Prompt | Extract every line from the records below that contains the word "Converter".

_ _ _ _ _

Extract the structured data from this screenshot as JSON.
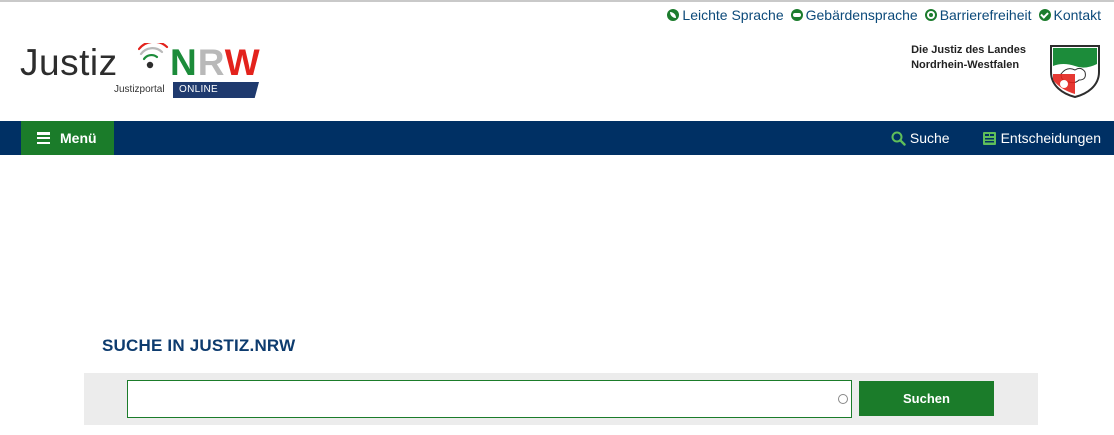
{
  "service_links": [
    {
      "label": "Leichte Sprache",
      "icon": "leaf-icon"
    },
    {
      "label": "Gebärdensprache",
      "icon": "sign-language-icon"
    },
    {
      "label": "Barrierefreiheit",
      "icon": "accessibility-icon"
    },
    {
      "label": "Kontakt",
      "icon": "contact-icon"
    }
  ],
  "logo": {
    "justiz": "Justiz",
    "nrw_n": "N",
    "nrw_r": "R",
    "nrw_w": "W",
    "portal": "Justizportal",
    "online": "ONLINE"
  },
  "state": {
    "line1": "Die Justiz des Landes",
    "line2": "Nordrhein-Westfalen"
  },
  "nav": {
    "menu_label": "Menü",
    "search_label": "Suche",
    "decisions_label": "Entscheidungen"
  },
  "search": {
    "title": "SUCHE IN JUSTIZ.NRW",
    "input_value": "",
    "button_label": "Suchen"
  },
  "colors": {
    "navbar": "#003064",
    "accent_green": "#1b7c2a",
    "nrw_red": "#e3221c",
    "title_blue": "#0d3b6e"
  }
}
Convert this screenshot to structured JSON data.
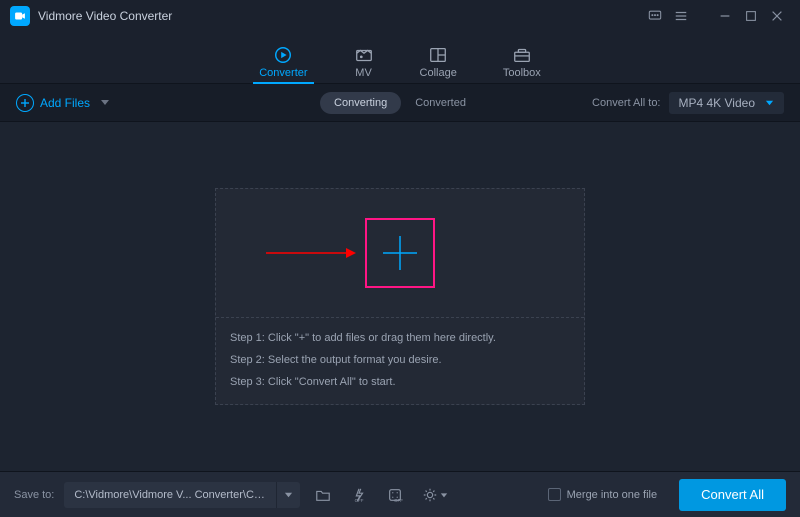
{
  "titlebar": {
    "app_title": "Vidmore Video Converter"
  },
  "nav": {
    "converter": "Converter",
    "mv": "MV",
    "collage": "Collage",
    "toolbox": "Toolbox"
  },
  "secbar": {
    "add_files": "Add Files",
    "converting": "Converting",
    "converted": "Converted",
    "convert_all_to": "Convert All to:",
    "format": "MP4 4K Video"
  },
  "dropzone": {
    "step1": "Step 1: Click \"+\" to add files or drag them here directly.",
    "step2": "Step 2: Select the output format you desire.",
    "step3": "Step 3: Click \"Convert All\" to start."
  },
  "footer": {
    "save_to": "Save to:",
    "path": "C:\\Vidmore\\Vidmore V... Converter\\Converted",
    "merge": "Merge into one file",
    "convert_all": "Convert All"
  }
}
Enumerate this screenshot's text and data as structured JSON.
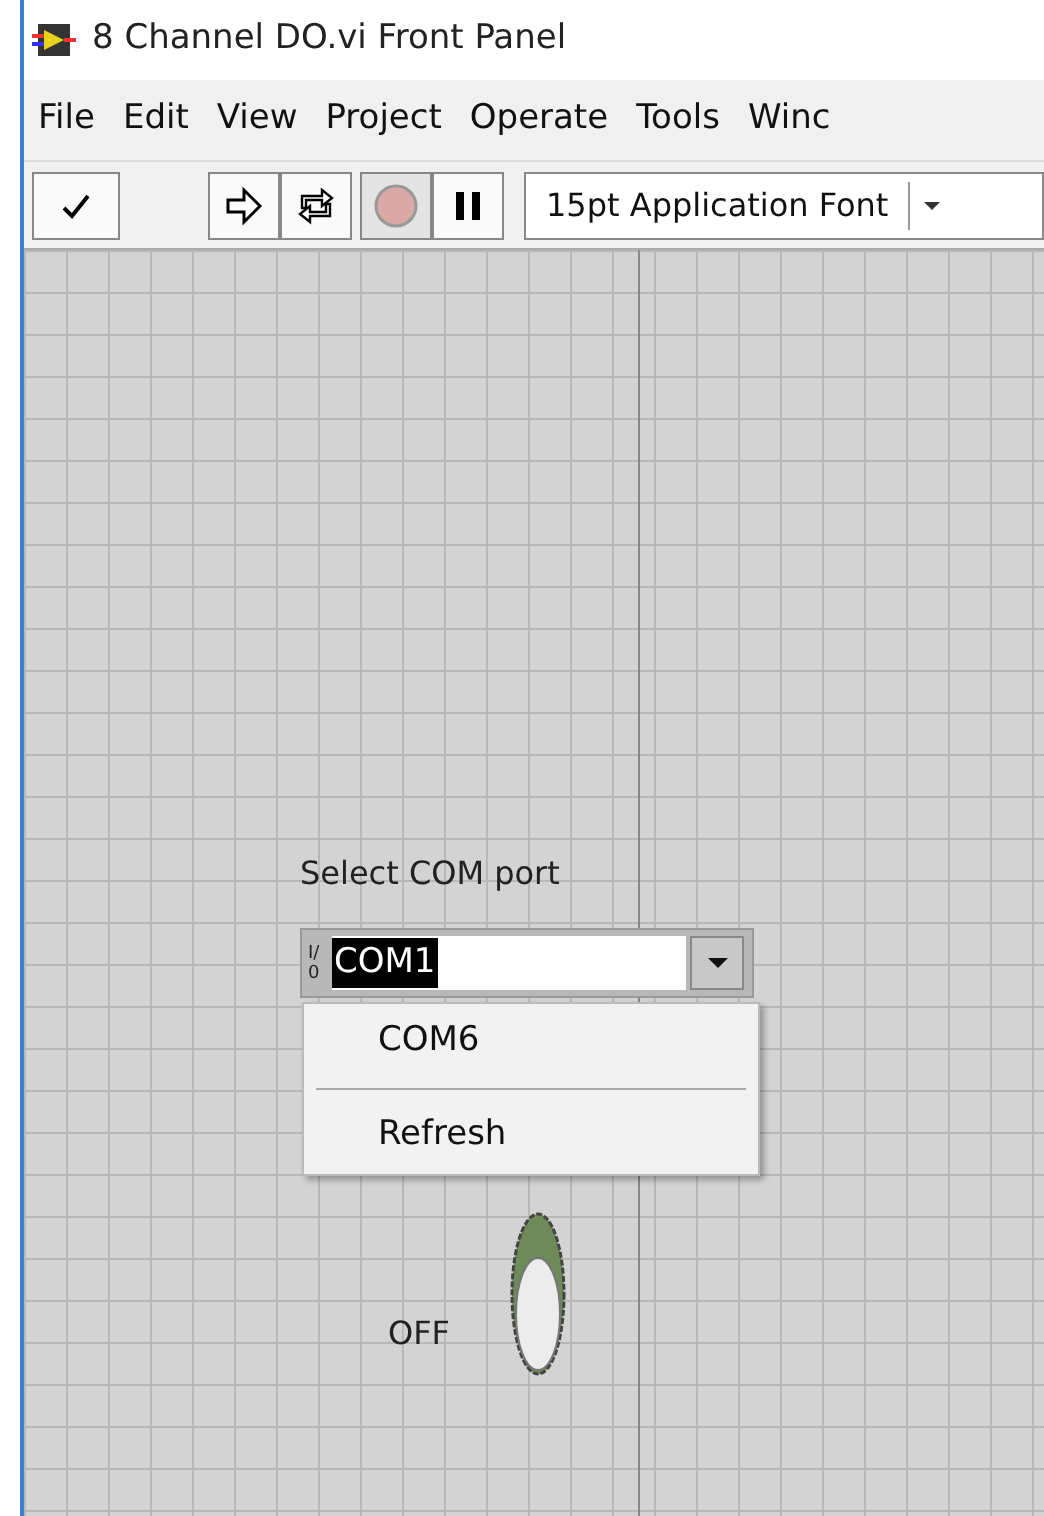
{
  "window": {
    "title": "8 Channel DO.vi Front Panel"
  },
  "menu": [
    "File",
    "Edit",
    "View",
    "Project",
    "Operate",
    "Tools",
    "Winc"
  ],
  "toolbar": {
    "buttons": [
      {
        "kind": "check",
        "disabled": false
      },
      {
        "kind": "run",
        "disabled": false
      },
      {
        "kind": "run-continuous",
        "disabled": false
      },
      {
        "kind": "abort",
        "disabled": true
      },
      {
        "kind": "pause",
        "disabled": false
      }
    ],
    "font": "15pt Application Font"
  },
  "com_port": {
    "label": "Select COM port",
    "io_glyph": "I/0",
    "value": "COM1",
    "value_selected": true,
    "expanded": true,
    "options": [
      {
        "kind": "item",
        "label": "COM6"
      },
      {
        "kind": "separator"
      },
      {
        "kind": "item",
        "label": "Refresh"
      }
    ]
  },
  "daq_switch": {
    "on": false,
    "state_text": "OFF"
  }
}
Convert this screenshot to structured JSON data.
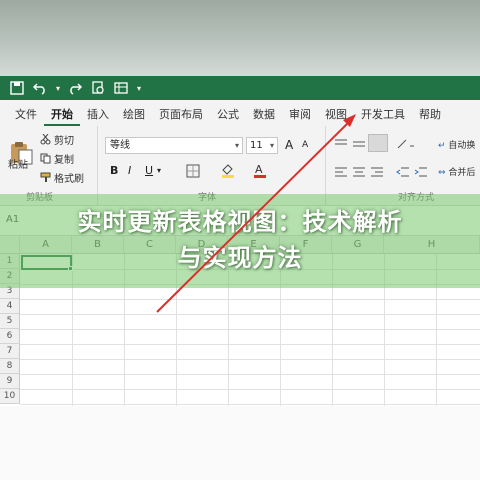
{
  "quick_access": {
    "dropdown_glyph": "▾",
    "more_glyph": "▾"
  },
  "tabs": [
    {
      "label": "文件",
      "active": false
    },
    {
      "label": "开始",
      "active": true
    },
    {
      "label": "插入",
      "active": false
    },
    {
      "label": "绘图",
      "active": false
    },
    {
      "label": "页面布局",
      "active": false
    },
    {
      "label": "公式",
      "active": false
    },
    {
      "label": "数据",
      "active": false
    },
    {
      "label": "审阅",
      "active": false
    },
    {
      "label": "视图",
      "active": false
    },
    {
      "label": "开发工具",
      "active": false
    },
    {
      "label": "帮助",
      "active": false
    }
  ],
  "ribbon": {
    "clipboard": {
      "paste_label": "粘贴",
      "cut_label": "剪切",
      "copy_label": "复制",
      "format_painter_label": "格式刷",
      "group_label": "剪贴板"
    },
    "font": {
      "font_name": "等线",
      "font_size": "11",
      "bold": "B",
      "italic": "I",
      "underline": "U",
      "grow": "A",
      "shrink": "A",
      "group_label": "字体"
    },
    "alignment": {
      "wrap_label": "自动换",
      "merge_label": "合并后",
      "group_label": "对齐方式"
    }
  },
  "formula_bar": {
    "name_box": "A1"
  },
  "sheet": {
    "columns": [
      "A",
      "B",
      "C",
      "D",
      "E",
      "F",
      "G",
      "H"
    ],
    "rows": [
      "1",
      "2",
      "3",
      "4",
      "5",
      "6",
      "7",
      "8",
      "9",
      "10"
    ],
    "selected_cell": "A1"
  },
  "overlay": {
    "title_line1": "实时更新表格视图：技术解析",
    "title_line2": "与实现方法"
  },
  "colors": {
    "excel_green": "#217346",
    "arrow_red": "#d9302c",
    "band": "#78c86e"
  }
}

_ _ _ _ _

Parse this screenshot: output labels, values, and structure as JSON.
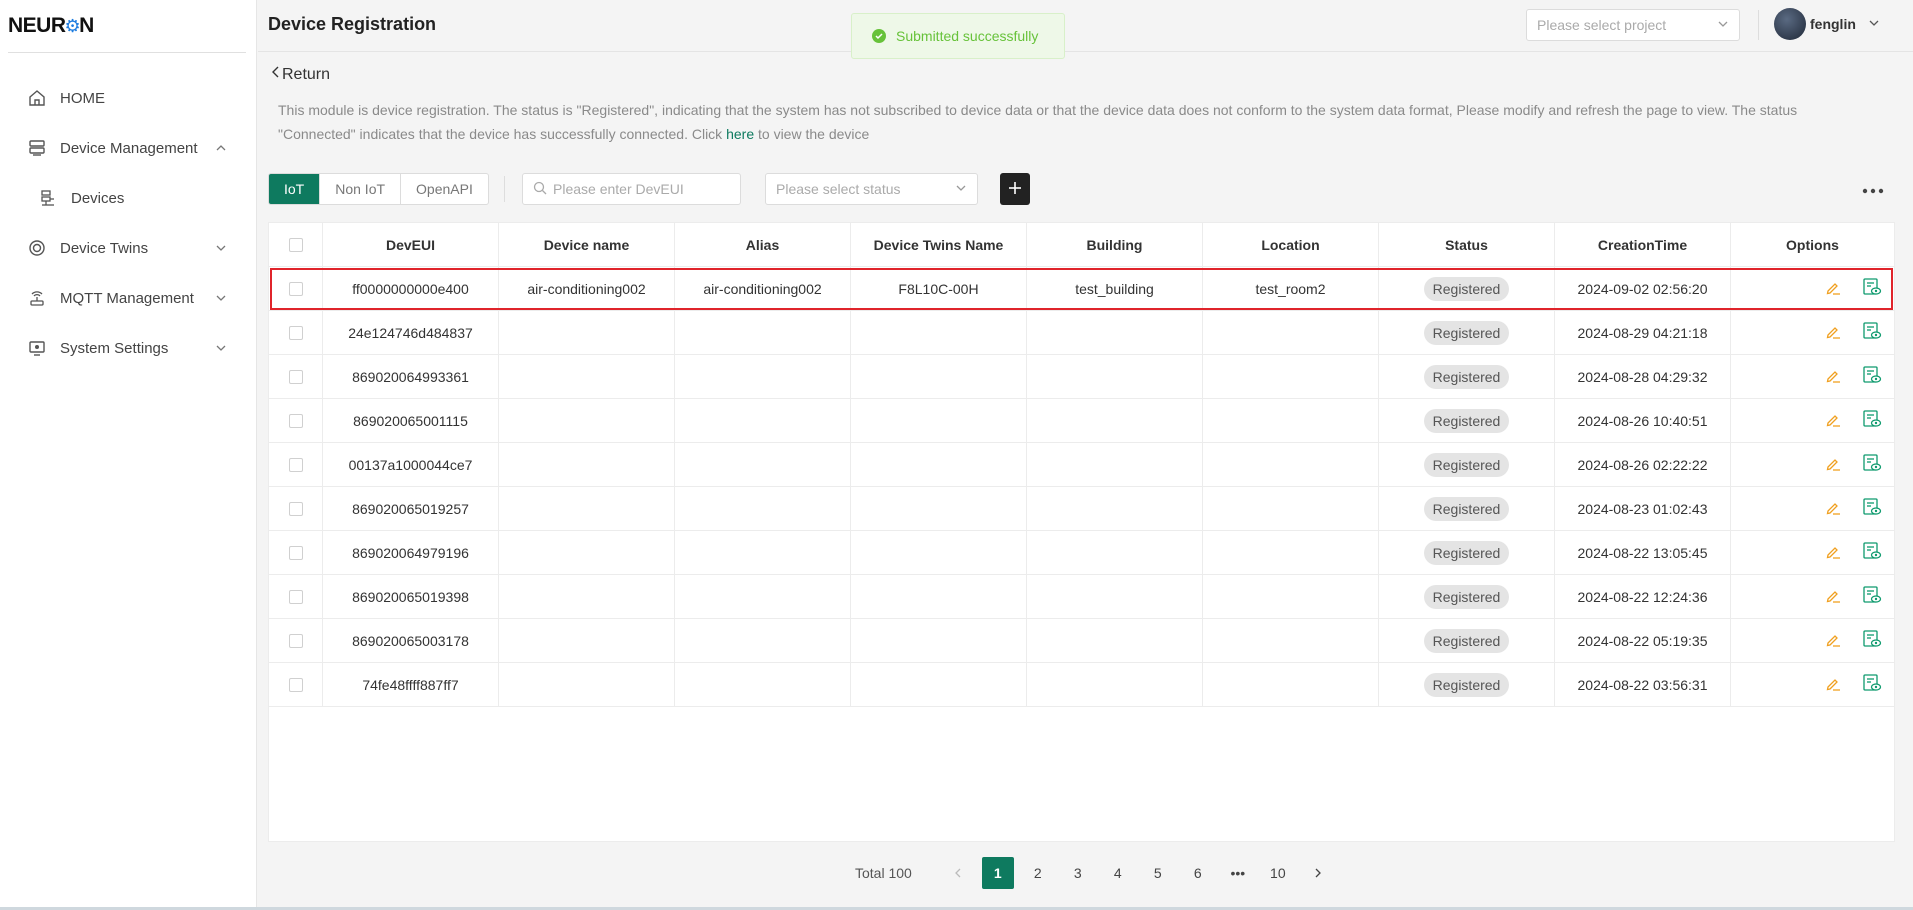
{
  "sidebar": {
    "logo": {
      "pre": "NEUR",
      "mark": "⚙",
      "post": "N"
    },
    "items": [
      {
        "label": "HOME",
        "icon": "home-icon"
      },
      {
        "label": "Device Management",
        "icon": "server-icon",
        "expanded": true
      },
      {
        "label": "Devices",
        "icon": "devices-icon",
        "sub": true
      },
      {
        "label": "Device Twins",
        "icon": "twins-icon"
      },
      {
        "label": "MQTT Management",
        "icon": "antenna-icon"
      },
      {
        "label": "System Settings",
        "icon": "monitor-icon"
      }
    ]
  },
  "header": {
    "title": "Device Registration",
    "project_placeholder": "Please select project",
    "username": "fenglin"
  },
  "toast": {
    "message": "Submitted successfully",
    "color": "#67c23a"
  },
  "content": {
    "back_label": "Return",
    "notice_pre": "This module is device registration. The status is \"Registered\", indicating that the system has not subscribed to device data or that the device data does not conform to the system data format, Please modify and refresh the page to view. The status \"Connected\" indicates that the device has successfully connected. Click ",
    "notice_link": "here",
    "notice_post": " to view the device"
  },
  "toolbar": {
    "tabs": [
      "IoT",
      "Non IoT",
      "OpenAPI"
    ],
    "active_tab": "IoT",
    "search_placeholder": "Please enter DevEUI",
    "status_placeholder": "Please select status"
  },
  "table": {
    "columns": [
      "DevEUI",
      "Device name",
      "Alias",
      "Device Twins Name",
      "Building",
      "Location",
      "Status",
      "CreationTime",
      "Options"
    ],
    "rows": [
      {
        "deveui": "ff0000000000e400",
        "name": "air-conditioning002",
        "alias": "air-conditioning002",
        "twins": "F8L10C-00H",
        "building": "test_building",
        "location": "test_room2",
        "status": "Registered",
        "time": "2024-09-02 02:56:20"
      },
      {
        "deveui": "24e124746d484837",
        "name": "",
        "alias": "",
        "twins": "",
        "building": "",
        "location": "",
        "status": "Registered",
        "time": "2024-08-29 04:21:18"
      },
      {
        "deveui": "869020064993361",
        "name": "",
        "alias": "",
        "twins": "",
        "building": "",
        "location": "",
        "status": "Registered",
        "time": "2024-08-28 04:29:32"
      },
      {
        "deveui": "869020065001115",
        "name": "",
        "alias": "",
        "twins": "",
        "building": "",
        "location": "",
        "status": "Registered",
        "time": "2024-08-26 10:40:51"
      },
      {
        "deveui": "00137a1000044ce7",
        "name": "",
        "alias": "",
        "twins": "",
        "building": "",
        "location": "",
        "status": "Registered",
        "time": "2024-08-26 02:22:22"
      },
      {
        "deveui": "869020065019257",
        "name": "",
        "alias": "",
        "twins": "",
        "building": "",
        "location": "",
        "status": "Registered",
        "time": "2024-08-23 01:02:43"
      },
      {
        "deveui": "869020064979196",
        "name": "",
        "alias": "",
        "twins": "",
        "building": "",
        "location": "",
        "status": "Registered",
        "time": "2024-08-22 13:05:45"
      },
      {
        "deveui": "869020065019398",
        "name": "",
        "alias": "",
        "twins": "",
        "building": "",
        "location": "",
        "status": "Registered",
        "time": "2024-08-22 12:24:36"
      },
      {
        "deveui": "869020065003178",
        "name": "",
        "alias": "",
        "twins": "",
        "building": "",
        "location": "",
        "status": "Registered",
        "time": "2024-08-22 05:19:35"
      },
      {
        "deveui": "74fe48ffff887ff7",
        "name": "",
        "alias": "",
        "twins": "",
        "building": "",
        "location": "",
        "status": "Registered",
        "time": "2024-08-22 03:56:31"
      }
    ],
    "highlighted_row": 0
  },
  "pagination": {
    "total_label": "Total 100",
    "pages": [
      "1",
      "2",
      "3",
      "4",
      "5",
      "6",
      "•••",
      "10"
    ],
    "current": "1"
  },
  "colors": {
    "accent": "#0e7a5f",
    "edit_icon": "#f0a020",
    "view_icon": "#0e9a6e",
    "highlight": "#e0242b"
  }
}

_ _ _ _ _

Answer in full |
    "app_title": "Vidmore Video Converter"
    "converter": "Converter",
    "path": "C:\\Vidmore\\Vidmore V... Converter\\Converted",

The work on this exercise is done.